● PROBLEM STATEMENT
Which lines contain the string "JSON"? Please list every one of them.

[Data tied to figure images]
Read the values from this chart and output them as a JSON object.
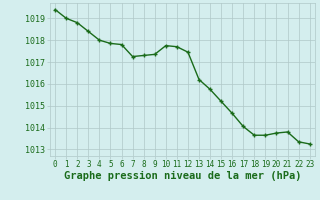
{
  "x": [
    0,
    1,
    2,
    3,
    4,
    5,
    6,
    7,
    8,
    9,
    10,
    11,
    12,
    13,
    14,
    15,
    16,
    17,
    18,
    19,
    20,
    21,
    22,
    23
  ],
  "y": [
    1019.4,
    1019.0,
    1018.8,
    1018.4,
    1018.0,
    1017.85,
    1017.8,
    1017.25,
    1017.3,
    1017.35,
    1017.75,
    1017.7,
    1017.45,
    1016.2,
    1015.75,
    1015.2,
    1014.65,
    1014.05,
    1013.65,
    1013.65,
    1013.75,
    1013.8,
    1013.35,
    1013.25
  ],
  "line_color": "#1a6b1a",
  "marker_color": "#1a6b1a",
  "bg_color": "#d4eeee",
  "grid_color": "#b0c8c8",
  "grid_color_minor": "#c8e0e0",
  "xlabel": "Graphe pression niveau de la mer (hPa)",
  "xlabel_color": "#1a6b1a",
  "ylabel_ticks": [
    1013,
    1014,
    1015,
    1016,
    1017,
    1018,
    1019
  ],
  "ylim": [
    1012.7,
    1019.7
  ],
  "xlim": [
    -0.5,
    23.5
  ],
  "tick_label_color": "#1a6b1a",
  "tick_fontsize": 5.5,
  "xlabel_fontsize": 7.5,
  "line_width": 1.0,
  "marker_size": 3.5
}
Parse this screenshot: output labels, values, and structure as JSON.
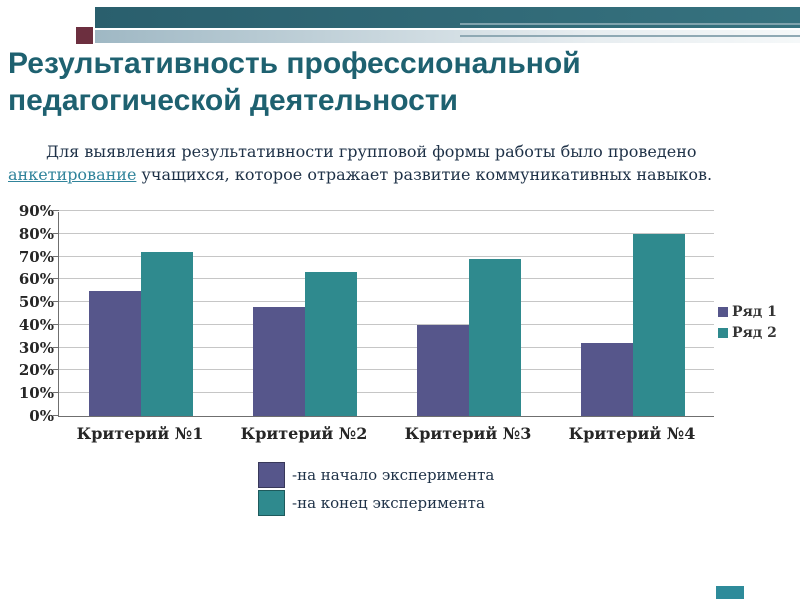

● FINAL RESULT
Read the values from this chart and output them as a JSON object.
Parse this screenshot: output labels, values, and structure as JSON.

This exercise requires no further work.